**** INPUT DATA ****
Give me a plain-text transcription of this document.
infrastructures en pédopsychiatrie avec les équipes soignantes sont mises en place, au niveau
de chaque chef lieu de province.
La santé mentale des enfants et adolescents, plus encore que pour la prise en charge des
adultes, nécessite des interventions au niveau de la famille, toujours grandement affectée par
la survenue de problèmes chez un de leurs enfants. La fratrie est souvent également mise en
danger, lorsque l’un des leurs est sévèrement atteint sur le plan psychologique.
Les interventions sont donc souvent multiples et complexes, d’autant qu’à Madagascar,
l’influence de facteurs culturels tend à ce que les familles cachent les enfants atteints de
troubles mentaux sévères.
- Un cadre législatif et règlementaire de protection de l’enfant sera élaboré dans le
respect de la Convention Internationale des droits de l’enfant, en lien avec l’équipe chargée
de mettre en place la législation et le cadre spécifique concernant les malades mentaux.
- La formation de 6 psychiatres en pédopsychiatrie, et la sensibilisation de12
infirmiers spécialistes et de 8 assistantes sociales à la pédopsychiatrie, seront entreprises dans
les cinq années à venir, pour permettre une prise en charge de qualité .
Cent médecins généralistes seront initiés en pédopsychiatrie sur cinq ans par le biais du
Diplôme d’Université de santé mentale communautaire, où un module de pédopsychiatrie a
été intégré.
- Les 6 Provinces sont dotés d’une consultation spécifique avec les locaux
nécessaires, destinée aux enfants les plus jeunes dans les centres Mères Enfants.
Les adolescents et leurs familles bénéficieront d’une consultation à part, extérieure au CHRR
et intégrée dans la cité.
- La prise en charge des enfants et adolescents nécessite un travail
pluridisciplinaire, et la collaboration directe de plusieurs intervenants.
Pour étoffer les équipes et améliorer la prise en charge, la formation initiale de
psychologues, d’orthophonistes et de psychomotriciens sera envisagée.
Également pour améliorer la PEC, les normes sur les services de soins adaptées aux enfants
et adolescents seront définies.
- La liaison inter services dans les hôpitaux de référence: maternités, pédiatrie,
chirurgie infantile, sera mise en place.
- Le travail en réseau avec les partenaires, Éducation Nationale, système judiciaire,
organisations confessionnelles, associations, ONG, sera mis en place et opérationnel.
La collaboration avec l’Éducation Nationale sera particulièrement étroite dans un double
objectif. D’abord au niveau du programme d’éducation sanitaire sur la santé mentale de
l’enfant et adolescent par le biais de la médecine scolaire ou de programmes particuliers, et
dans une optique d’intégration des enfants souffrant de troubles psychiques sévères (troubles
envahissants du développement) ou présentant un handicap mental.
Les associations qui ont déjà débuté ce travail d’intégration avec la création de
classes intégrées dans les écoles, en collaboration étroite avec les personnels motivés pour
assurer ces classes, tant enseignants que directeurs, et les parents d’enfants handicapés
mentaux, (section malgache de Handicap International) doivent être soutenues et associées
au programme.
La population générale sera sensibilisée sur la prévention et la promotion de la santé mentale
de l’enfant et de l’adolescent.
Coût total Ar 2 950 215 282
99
****
Examine the data above and state how many of its lines contain the word "leurs", with no further remarks.

▸ SOLVED PROBLEM: 3